From the news release below about the Barnes Ice Cap, copy the passage starting at "WASHINGTON, DC —" and ending at "new study finds.".

# Text excerpt
⟨
Last remnant of North American ice sheet likely to disappear in 300 years

Study finds current Arctic warming is almost unheard of in past 2.5 million years

20 March 2017

Joint Release

The scenery at the coast just northeast of the Barnes Ice Cap, the last remnant of the Laurentide Ice Sheet. A new study finds the Barnes Ice Cap is doomed to vanish in the next few centuries.
Credit: Gifford Miller.

WASHINGTON, DC — The last remaining piece of the vast ice sheet that once covered North America is doomed to vanish in the next few centuries, a new study finds.

Rising temperatures in the Arctic have caused the Barnes Ice Cap to melt at an extraordinary pace, and nothing short of removing carbon dioxide from the atmosphere can prevent it from completely disappearing, according to a new study modeling the ice cap’s behavior.

Under a business-as-usual greenhouse gas emissions scenario, the study’s authors project the ice cap will disappear within the next 300 years. For even the most conservative greenhouse gas trajectories where emissions decline substantially after 2020, the ice cap will still disappear in less than 500 years, according to the study.

The results provide compelling evidence that the current level of warming is almost unheard of in the past 2.5 million years, according to the study’s authors.

“This is the disappearance of a feature from the last glacial age, which would have probably survived without anthropogenic greenhouse gas emissions,” said Adrien Gilbert, a glaciologist at Simon Fraser University in British Columbia, Canada, and lead author of the new study published in Geophysical Research Letters, a journal of the American Geophysical Union.

Melting of the Barnes Ice Cap would likely have negligible impacts on sea level rise or the environment, but its end could herald the dissolution of larger ice sheets, according to the study’s authors.

“The fact that it’s disappearing is a minor scientific curiosity,” said Gifford Miller, a glacial geologist at the University of Colorado Boulder and co-author of the new study. “But its disappearance carries information about the really big ice caps. Given enough time on the path we’re currently following, then large portions of the Greenland Ice Sheet may also be at risk of disappearing, and that’s a big deal.”

A map of the Barnes Ice Cap resting on Baffin Island, Canada.
Credit: Jeff Schmaltz/NASA Earth Observatory.

Melting at a not-so-glacial pace

The Laurentide Ice Sheet covered millions of square miles of North America episodically since the start of the Quaternary Period roughly 2.5 million years ago. The ice sheet grew and shrank over time as Earth went through various climate cycles, but started retreating around 14,000 years ago when Earth’s climate warmed considerably. The receding ice stabilized about 2,000 years ago as the Barnes Ice Cap, a Delaware-sized chunk of ice on Baffin Island in the Canadian Arctic.
⟩
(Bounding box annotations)
⟨
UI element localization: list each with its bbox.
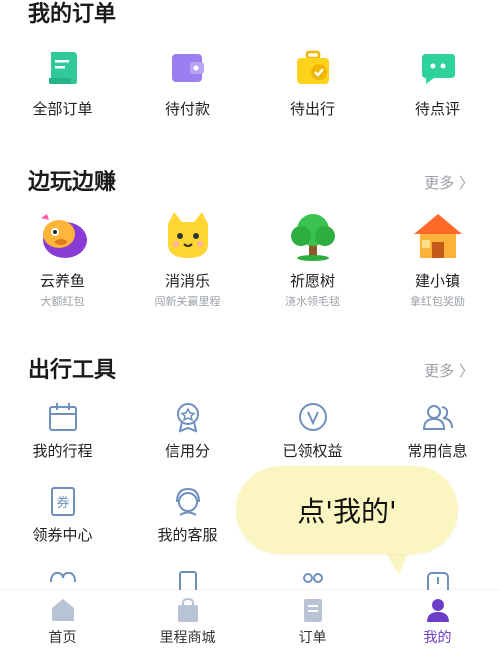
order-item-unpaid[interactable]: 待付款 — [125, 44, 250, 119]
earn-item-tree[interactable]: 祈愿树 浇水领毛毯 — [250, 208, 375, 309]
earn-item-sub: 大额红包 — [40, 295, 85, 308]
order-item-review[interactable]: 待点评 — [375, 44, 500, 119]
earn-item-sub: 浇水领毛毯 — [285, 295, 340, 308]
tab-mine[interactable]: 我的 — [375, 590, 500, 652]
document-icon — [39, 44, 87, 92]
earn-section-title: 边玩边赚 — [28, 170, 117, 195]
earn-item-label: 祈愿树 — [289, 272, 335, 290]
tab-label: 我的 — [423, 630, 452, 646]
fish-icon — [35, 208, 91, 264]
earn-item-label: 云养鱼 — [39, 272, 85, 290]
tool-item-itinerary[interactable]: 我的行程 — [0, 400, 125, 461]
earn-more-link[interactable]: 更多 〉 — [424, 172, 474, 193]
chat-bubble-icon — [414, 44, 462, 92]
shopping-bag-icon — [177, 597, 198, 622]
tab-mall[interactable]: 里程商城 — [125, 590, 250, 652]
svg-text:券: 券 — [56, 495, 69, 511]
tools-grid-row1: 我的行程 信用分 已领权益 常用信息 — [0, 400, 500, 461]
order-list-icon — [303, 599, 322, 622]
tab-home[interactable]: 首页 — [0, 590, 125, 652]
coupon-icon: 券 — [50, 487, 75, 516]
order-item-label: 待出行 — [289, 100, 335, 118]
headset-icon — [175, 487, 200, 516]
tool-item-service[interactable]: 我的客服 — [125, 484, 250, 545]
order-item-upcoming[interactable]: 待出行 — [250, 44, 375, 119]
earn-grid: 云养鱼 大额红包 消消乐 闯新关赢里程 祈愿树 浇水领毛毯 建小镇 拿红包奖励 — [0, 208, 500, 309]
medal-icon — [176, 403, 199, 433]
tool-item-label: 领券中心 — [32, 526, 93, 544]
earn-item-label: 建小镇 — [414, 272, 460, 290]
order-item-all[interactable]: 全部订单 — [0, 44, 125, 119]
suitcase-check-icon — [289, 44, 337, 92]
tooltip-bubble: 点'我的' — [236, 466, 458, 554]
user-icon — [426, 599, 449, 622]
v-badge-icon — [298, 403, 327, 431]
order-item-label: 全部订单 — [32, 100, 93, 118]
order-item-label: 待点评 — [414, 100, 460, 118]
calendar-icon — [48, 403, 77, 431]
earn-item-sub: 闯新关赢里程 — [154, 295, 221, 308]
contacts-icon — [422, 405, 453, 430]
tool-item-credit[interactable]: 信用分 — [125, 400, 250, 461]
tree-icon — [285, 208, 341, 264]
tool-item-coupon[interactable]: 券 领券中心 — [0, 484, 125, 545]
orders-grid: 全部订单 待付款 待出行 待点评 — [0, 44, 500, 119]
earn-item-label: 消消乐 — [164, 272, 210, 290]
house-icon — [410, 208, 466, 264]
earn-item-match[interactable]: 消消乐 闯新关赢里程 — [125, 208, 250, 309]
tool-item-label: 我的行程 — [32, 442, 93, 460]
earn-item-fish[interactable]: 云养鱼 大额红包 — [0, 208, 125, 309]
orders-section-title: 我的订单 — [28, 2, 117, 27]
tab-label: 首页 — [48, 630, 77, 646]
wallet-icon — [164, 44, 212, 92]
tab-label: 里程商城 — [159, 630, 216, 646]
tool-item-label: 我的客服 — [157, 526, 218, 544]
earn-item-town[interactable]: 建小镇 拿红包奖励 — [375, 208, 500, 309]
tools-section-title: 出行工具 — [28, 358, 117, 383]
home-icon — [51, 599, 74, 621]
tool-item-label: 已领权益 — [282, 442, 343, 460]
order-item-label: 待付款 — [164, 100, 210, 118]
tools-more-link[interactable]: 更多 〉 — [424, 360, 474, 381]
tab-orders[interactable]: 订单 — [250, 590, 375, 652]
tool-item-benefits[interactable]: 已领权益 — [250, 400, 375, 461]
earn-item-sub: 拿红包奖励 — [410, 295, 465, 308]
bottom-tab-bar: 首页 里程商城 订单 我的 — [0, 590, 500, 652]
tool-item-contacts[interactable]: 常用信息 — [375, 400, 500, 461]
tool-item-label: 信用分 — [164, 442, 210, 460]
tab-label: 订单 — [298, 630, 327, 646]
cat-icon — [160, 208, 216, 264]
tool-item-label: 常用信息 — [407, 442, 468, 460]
⟩
# Answer
WASHINGTON, DC — The last remaining piece of the vast ice sheet that once covered North America is doomed to vanish in the next few centuries, a new study finds.